_Materials provided_.
════════════════

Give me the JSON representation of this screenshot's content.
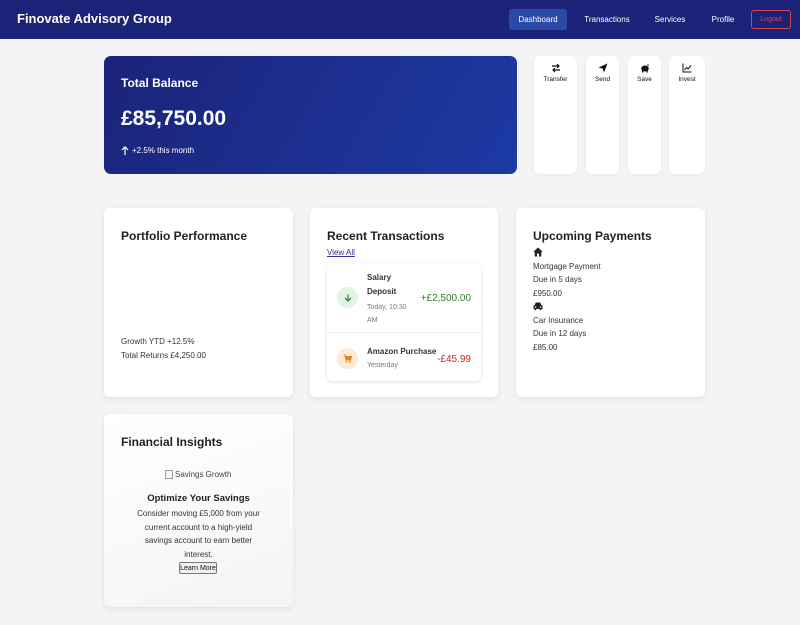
{
  "header": {
    "brand": "Finovate Advisory Group",
    "nav": [
      "Dashboard",
      "Transactions",
      "Services",
      "Profile"
    ],
    "active_nav": "Dashboard",
    "logout_label": "Logout"
  },
  "balance": {
    "label": "Total Balance",
    "amount": "£85,750.00",
    "change": "+2.5% this month"
  },
  "quick_actions": [
    {
      "label": "Transfer",
      "icon": "transfer-icon"
    },
    {
      "label": "Send",
      "icon": "send-icon"
    },
    {
      "label": "Save",
      "icon": "piggy-bank-icon"
    },
    {
      "label": "Invest",
      "icon": "chart-icon"
    }
  ],
  "portfolio": {
    "title": "Portfolio Performance",
    "growth": "Growth YTD +12.5%",
    "returns": "Total Returns £4,250.00"
  },
  "transactions": {
    "title": "Recent Transactions",
    "view_all": "View All",
    "items": [
      {
        "name": "Salary Deposit",
        "time": "Today, 10:30 AM",
        "amount": "+£2,500.00",
        "icon": "arrow-down-icon"
      },
      {
        "name": "Amazon Purchase",
        "time": "Yesterday",
        "amount": "-£45.99",
        "icon": "cart-icon"
      }
    ]
  },
  "payments": {
    "title": "Upcoming Payments",
    "items": [
      {
        "name": "Mortgage Payment",
        "due": "Due in 5 days",
        "amount": "£950.00",
        "icon": "home-icon"
      },
      {
        "name": "Car Insurance",
        "due": "Due in 12 days",
        "amount": "£85.00",
        "icon": "car-icon"
      }
    ]
  },
  "insights": {
    "title": "Financial Insights",
    "image_alt": "Savings Growth",
    "heading": "Optimize Your Savings",
    "body": "Consider moving £5,000 from your current account to a high-yield savings account to earn better interest.",
    "button": "Learn More"
  },
  "colors": {
    "header_bg": "#1b2379",
    "nav_active_bg": "#2b49a6",
    "logout": "#e0434b",
    "positive": "#2e7d32",
    "negative": "#c62828"
  }
}
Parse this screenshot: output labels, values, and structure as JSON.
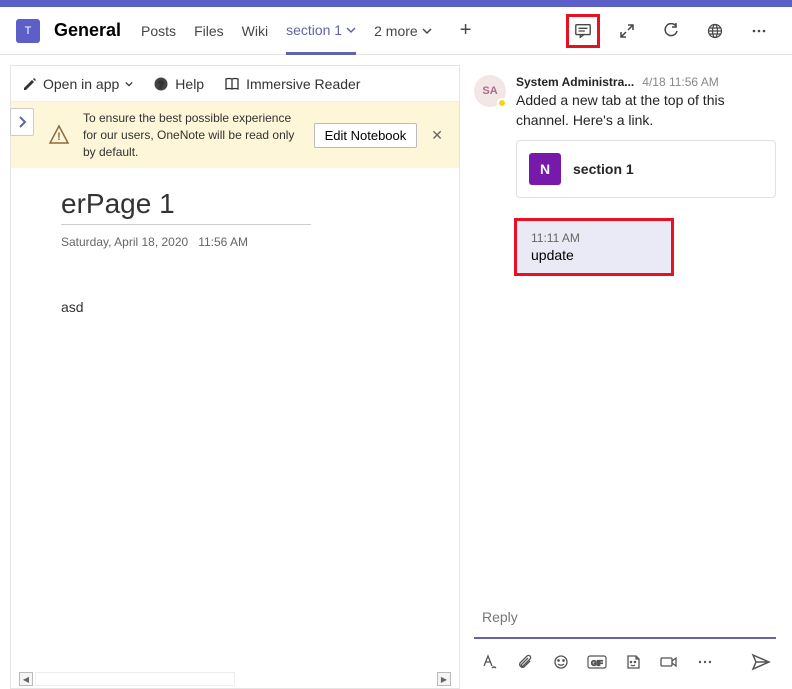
{
  "team_letter": "T",
  "channel": "General",
  "tabs": {
    "posts": "Posts",
    "files": "Files",
    "wiki": "Wiki",
    "section1": "section 1",
    "more": "2 more"
  },
  "onenote_toolbar": {
    "open_in_app": "Open in app",
    "help": "Help",
    "immersive": "Immersive Reader"
  },
  "warning": {
    "text": "To ensure the best possible experience for our users, OneNote will be read only by default.",
    "edit_btn": "Edit Notebook"
  },
  "page": {
    "title": "erPage 1",
    "date": "Saturday, April 18, 2020",
    "time": "11:56 AM",
    "content": "asd"
  },
  "chat": {
    "avatar_initials": "SA",
    "author": "System Administra...",
    "timestamp": "4/18 11:56 AM",
    "text": "Added a new tab at the top of this channel. Here's a link.",
    "link_icon_letter": "N",
    "link_title": "section 1",
    "reply_time": "11:11 AM",
    "reply_text": "update"
  },
  "reply": {
    "placeholder": "Reply"
  }
}
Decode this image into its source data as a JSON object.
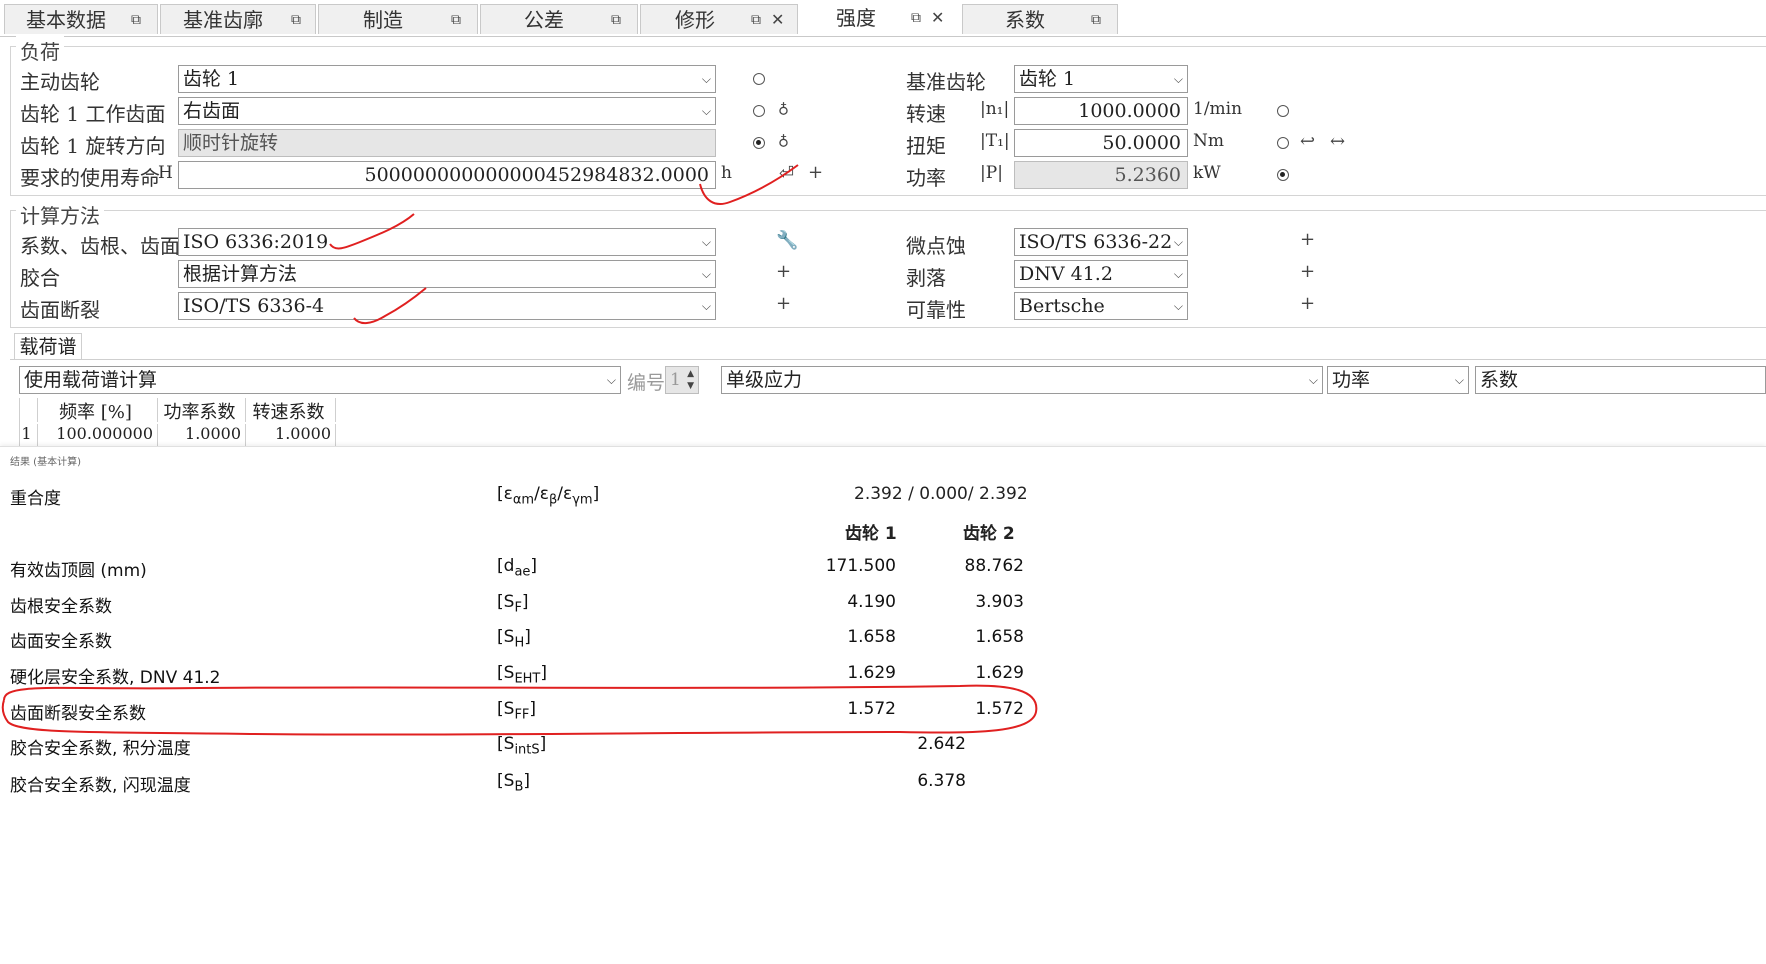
{
  "tabs": [
    {
      "label": "基本数据"
    },
    {
      "label": "基准齿廓"
    },
    {
      "label": "制造"
    },
    {
      "label": "公差"
    },
    {
      "label": "修形"
    },
    {
      "label": "强度"
    },
    {
      "label": "系数"
    }
  ],
  "load": {
    "title": "负荷",
    "driving_gear_label": "主动齿轮",
    "driving_gear_value": "齿轮 1",
    "flank_label": "齿轮 1 工作齿面",
    "flank_value": "右齿面",
    "rotation_label": "齿轮 1 旋转方向",
    "rotation_value": "顺时针旋转",
    "life_label": "要求的使用寿命",
    "life_sym": "H",
    "life_value": "500000000000000452984832.0000",
    "life_unit": "h",
    "ref_gear_label": "基准齿轮",
    "ref_gear_value": "齿轮 1",
    "speed_label": "转速",
    "speed_sym": "n₁",
    "speed_value": "1000.0000",
    "speed_unit": "1/min",
    "torque_label": "扭矩",
    "torque_sym": "T₁",
    "torque_value": "50.0000",
    "torque_unit": "Nm",
    "power_label": "功率",
    "power_sym": "P",
    "power_value": "5.2360",
    "power_unit": "kW"
  },
  "calc": {
    "title": "计算方法",
    "factors_label": "系数、齿根、齿面",
    "factors_value": "ISO 6336:2019",
    "scuffing_label": "胶合",
    "scuffing_value": "根据计算方法",
    "flank_fracture_label": "齿面断裂",
    "flank_fracture_value": "ISO/TS  6336-4",
    "micropitting_label": "微点蚀",
    "micropitting_value": "ISO/TS  6336-22",
    "spalling_label": "剥落",
    "spalling_value": "DNV 41.2",
    "reliability_label": "可靠性",
    "reliability_value": "Bertsche"
  },
  "spectrum": {
    "tab_label": "载荷谱",
    "mode_value": "使用载荷谱计算",
    "number_label": "编号",
    "number_value": "1",
    "stress_value": "单级应力",
    "power_value": "功率",
    "factor_value": "系数",
    "columns": [
      "频率 [%]",
      "功率系数",
      "转速系数"
    ],
    "rows": [
      {
        "idx": "1",
        "freq": "100.000000",
        "power": "1.0000",
        "speed": "1.0000"
      }
    ]
  },
  "results": {
    "caption": "结果 (基本计算)",
    "gear1": "齿轮 1",
    "gear2": "齿轮 2",
    "contact_ratio_label": "重合度",
    "contact_ratio_value": "2.392 /  0.000/ 2.392",
    "rows": [
      {
        "label": "有效齿顶圆 (mm)",
        "sym": "d",
        "sub": "ae",
        "v1": "171.500",
        "v2": "88.762"
      },
      {
        "label": "齿根安全系数",
        "sym": "S",
        "sub": "F",
        "v1": "4.190",
        "v2": "3.903"
      },
      {
        "label": "齿面安全系数",
        "sym": "S",
        "sub": "H",
        "v1": "1.658",
        "v2": "1.658"
      },
      {
        "label": "硬化层安全系数, DNV 41.2",
        "sym": "S",
        "sub": "EHT",
        "v1": "1.629",
        "v2": "1.629"
      },
      {
        "label": "齿面断裂安全系数",
        "sym": "S",
        "sub": "FF",
        "v1": "1.572",
        "v2": "1.572"
      }
    ],
    "single_rows": [
      {
        "label": "胶合安全系数, 积分温度",
        "sym": "S",
        "sub": "intS",
        "v": "2.642"
      },
      {
        "label": "胶合安全系数, 闪现温度",
        "sym": "S",
        "sub": "B",
        "v": "6.378"
      }
    ]
  },
  "annotation_color": "#e02020"
}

════════════════

Keep every word of the data as it is when you write it out, but drop the pictures.

_Answer_.
Give me the JSON representation of this screenshot's content.
{
  "header": {
    "brand": "Finovate Advisory Group",
    "nav": [
      "Dashboard",
      "Transactions",
      "Services",
      "Profile"
    ],
    "active_nav": "Dashboard",
    "logout_label": "Logout"
  },
  "balance": {
    "label": "Total Balance",
    "amount": "£85,750.00",
    "change": "+2.5% this month"
  },
  "quick_actions": [
    {
      "label": "Transfer",
      "icon": "transfer-icon"
    },
    {
      "label": "Send",
      "icon": "send-icon"
    },
    {
      "label": "Save",
      "icon": "piggy-bank-icon"
    },
    {
      "label": "Invest",
      "icon": "chart-icon"
    }
  ],
  "portfolio": {
    "title": "Portfolio Performance",
    "growth": "Growth YTD +12.5%",
    "returns": "Total Returns £4,250.00"
  },
  "transactions": {
    "title": "Recent Transactions",
    "view_all": "View All",
    "items": [
      {
        "name": "Salary Deposit",
        "time": "Today, 10:30 AM",
        "amount": "+£2,500.00",
        "icon": "arrow-down-icon"
      },
      {
        "name": "Amazon Purchase",
        "time": "Yesterday",
        "amount": "-£45.99",
        "icon": "cart-icon"
      }
    ]
  },
  "payments": {
    "title": "Upcoming Payments",
    "items": [
      {
        "name": "Mortgage Payment",
        "due": "Due in 5 days",
        "amount": "£950.00",
        "icon": "home-icon"
      },
      {
        "name": "Car Insurance",
        "due": "Due in 12 days",
        "amount": "£85.00",
        "icon": "car-icon"
      }
    ]
  },
  "insights": {
    "title": "Financial Insights",
    "image_alt": "Savings Growth",
    "heading": "Optimize Your Savings",
    "body": "Consider moving £5,000 from your current account to a high-yield savings account to earn better interest.",
    "button": "Learn More"
  },
  "colors": {
    "header_bg": "#1b2379",
    "nav_active_bg": "#2b49a6",
    "logout": "#e0434b",
    "positive": "#2e7d32",
    "negative": "#c62828"
  }
}
Parse this screenshot: output labels, values, and structure as JSON.
{
  "team_letter": "T",
  "channel": "General",
  "tabs": {
    "posts": "Posts",
    "files": "Files",
    "wiki": "Wiki",
    "section1": "section 1",
    "more": "2 more"
  },
  "onenote_toolbar": {
    "open_in_app": "Open in app",
    "help": "Help",
    "immersive": "Immersive Reader"
  },
  "warning": {
    "text": "To ensure the best possible experience for our users, OneNote will be read only by default.",
    "edit_btn": "Edit Notebook"
  },
  "page": {
    "title": "erPage 1",
    "date": "Saturday, April 18, 2020",
    "time": "11:56 AM",
    "content": "asd"
  },
  "chat": {
    "avatar_initials": "SA",
    "author": "System Administra...",
    "timestamp": "4/18 11:56 AM",
    "text": "Added a new tab at the top of this channel. Here's a link.",
    "link_icon_letter": "N",
    "link_title": "section 1",
    "reply_time": "11:11 AM",
    "reply_text": "update"
  },
  "reply": {
    "placeholder": "Reply"
  }
}
Decode this image into its source data as a JSON object.
{
  "tabs": [
    {
      "label": "基本数据"
    },
    {
      "label": "基准齿廓"
    },
    {
      "label": "制造"
    },
    {
      "label": "公差"
    },
    {
      "label": "修形"
    },
    {
      "label": "强度"
    },
    {
      "label": "系数"
    }
  ],
  "load": {
    "title": "负荷",
    "driving_gear_label": "主动齿轮",
    "driving_gear_value": "齿轮 1",
    "flank_label": "齿轮 1 工作齿面",
    "flank_value": "右齿面",
    "rotation_label": "齿轮 1 旋转方向",
    "rotation_value": "顺时针旋转",
    "life_label": "要求的使用寿命",
    "life_sym": "H",
    "life_value": "500000000000000452984832.0000",
    "life_unit": "h",
    "ref_gear_label": "基准齿轮",
    "ref_gear_value": "齿轮 1",
    "speed_label": "转速",
    "speed_sym": "n₁",
    "speed_value": "1000.0000",
    "speed_unit": "1/min",
    "torque_label": "扭矩",
    "torque_sym": "T₁",
    "torque_value": "50.0000",
    "torque_unit": "Nm",
    "power_label": "功率",
    "power_sym": "P",
    "power_value": "5.2360",
    "power_unit": "kW"
  },
  "calc": {
    "title": "计算方法",
    "factors_label": "系数、齿根、齿面",
    "factors_value": "ISO 6336:2019",
    "scuffing_label": "胶合",
    "scuffing_value": "根据计算方法",
    "flank_fracture_label": "齿面断裂",
    "flank_fracture_value": "ISO/TS  6336-4",
    "micropitting_label": "微点蚀",
    "micropitting_value": "ISO/TS  6336-22",
    "spalling_label": "剥落",
    "spalling_value": "DNV 41.2",
    "reliability_label": "可靠性",
    "reliability_value": "Bertsche"
  },
  "spectrum": {
    "tab_label": "载荷谱",
    "mode_value": "使用载荷谱计算",
    "number_label": "编号",
    "number_value": "1",
    "stress_value": "单级应力",
    "power_value": "功率",
    "factor_value": "系数",
    "columns": [
      "频率 [%]",
      "功率系数",
      "转速系数"
    ],
    "rows": [
      {
        "idx": "1",
        "freq": "100.000000",
        "power": "1.0000",
        "speed": "1.0000"
      }
    ]
  },
  "results": {
    "caption": "结果 (基本计算)",
    "gear1": "齿轮 1",
    "gear2": "齿轮 2",
    "contact_ratio_label": "重合度",
    "contact_ratio_value": "2.392 /  0.000/ 2.392",
    "rows": [
      {
        "label": "有效齿顶圆 (mm)",
        "sym": "d",
        "sub": "ae",
        "v1": "171.500",
        "v2": "88.762"
      },
      {
        "label": "齿根安全系数",
        "sym": "S",
        "sub": "F",
        "v1": "4.190",
        "v2": "3.903"
      },
      {
        "label": "齿面安全系数",
        "sym": "S",
        "sub": "H",
        "v1": "1.658",
        "v2": "1.658"
      },
      {
        "label": "硬化层安全系数, DNV 41.2",
        "sym": "S",
        "sub": "EHT",
        "v1": "1.629",
        "v2": "1.629"
      },
      {
        "label": "齿面断裂安全系数",
        "sym": "S",
        "sub": "FF",
        "v1": "1.572",
        "v2": "1.572"
      }
    ],
    "single_rows": [
      {
        "label": "胶合安全系数, 积分温度",
        "sym": "S",
        "sub": "intS",
        "v": "2.642"
      },
      {
        "label": "胶合安全系数, 闪现温度",
        "sym": "S",
        "sub": "B",
        "v": "6.378"
      }
    ]
  },
  "annotation_color": "#e02020"
}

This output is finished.